Carry on the business news roundup from The Mail of 20/12/18 below, picking up after its last paragraph on BP.

# Start of SUPPLIED TEXT

The Mail 20/12/18 | Vox Markets

The Mail 20/12/18

GlaxoSmithKline (GSK) and US rival Pfizer are bringing some of the world’s best-known healthcare brands under one roof – creating a powerhouse worth up to £50billion. The two firms will merge their consumer healthcare arms, paving the way for the break-up of Glaxo under chief executive Emma Walmsley. The new company will be based in the UK and specialise in over-the-counter products such as painkillers, vitamins and toothpastes. It will bring together brands such as Glaxo’s Sensodyne, Voltaren and Panadol with Pfizer’s Viagra and Advil, and have annual sales of £9.8billion. Analysts said the company, which will be 68%-owned by Glaxo with Pfizer taking the remaining 32%, will be worth between £30billion and £50billion. Within three years of the tie-up, the business will be spun off and listed on the stock market as a separate company, marking the break-up of Glaxo.

Brexit-supporting Wetherspoon boss Tim Martin blasts MPs for having ‘no knowledge’ of customs union cost to consumers. Tim Martin, the chairman of pub group Wetherspoon (J.D.) (JDW), has written a letter to every single MP in the country explaining his dismay that many politicians do not seem to know how the customs union works. Brexit-supporting Mr Martin claims a high proportion of politicians have ‘no knowledge’ of how the system operates. Mr Martin said: ‘The customs union is an undisguised protectionist system that imposes import taxes on 12,651 non-EU imports, including oranges, rice, bananas and children’s clothes and shoes. ‘The customs union pushes up prices for consumers and the tariff income is collected by the UK Government and is sent to Brussels. ‘It is worrying that MPs have no knowledge at all as to how the customs operates and how it costs their constituents every day.’

Oil giant BP (BP.) has fired the starting gun on the sale of some US assets to help pay for a swoop on this year. The sale of oil and gas fields across states including Texas, New Mexico, Colorado and Oklahoma could raise more than £2.4billion, to be put towards the £8.3billion acquisition of BHP’s US shale assets. It has previously said it would sell £4billion to £4.8billion worth of assets to fund the deal. BP paid around half the £8.3billion in October and said it planned to settle the bill over the next six months.US buyout funds Carlyle and Warburg Pincus are said to be interested. The London-listed oil major’s profits thundered to a five-year high in the third quarter.

# End of SUPPLIED TEXT
# Start of INFORMATION PROVIDED

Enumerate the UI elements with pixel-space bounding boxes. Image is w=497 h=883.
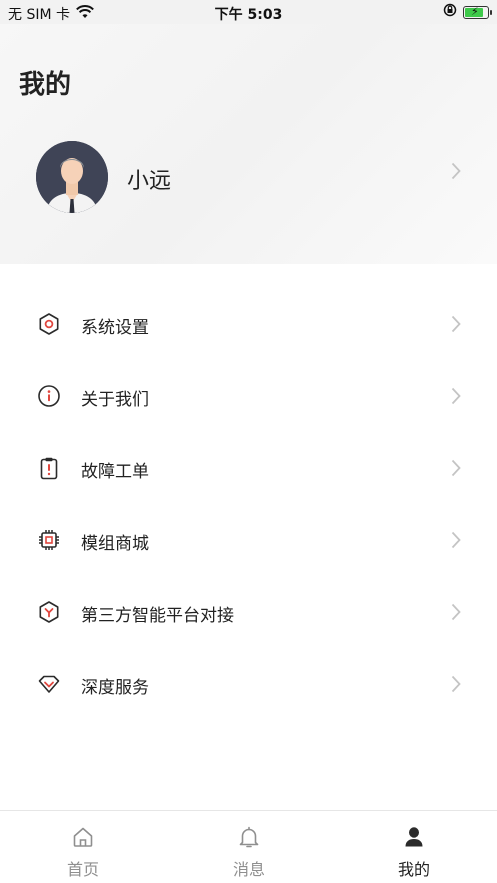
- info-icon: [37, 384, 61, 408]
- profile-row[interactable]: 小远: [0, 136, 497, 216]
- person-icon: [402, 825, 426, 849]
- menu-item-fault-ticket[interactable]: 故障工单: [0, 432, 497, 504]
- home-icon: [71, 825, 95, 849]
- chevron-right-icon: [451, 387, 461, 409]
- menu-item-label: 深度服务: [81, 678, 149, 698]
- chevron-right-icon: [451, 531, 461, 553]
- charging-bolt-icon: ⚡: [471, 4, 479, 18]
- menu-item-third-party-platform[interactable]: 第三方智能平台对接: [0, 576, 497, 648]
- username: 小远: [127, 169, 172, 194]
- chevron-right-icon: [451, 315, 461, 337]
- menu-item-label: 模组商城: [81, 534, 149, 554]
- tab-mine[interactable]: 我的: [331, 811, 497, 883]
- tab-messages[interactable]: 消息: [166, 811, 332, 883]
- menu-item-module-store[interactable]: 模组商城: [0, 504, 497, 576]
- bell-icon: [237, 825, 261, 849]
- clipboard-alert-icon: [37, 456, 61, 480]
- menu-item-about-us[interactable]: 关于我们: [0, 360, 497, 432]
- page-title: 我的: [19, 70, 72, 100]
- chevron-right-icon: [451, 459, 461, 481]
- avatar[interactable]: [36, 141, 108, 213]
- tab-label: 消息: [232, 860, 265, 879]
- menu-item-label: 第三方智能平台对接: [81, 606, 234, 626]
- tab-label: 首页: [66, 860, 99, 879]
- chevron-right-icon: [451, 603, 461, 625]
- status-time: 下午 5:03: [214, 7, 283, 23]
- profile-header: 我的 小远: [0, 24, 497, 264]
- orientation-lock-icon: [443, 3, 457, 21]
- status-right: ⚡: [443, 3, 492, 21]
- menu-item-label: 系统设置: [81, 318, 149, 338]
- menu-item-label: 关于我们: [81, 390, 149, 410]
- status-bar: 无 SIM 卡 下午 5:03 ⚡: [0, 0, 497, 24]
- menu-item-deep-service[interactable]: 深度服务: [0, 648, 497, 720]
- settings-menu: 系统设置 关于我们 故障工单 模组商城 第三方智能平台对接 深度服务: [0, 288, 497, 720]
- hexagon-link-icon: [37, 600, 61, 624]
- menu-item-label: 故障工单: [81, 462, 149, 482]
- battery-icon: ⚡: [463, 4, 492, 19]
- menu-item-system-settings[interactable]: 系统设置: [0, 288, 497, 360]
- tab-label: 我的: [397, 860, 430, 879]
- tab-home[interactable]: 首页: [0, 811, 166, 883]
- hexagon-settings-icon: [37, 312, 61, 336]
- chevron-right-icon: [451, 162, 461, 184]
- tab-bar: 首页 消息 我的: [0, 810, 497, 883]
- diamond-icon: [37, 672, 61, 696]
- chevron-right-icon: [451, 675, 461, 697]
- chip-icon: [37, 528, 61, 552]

# End of INFORMATION PROVIDED

▶ _ANSWER TO THE TASK_
Interserve (IRV) shares headed back towards record lows after it merged two units and said one of its managing directors will leave next month. The struggling government contractor merged its citizen services arm with its support services division, which is managed directly by chief executive Debbie White. Citizen services has a sprawling remit, handling everything from the rehabilitation of low-risk offenders to education and workplace training, while support services manages outsourced facilities. Interserve said that the current managing director of citizen services, Yvonne Thomas, will leave the company at the end of December to set up a new venture.

Gulf Marine Services (GMS), which provides giant vessels to help oil and gas companies build offshore rigs, plunged as it warned it could breach its debt obligations. Though results for the year would be broadly in line with its guidance, it said delays in signing contracts meant they would be pushed into 2019. This would cause it to breach lending conditions, it said, which would mean its bank could ask for money back or impose penalties.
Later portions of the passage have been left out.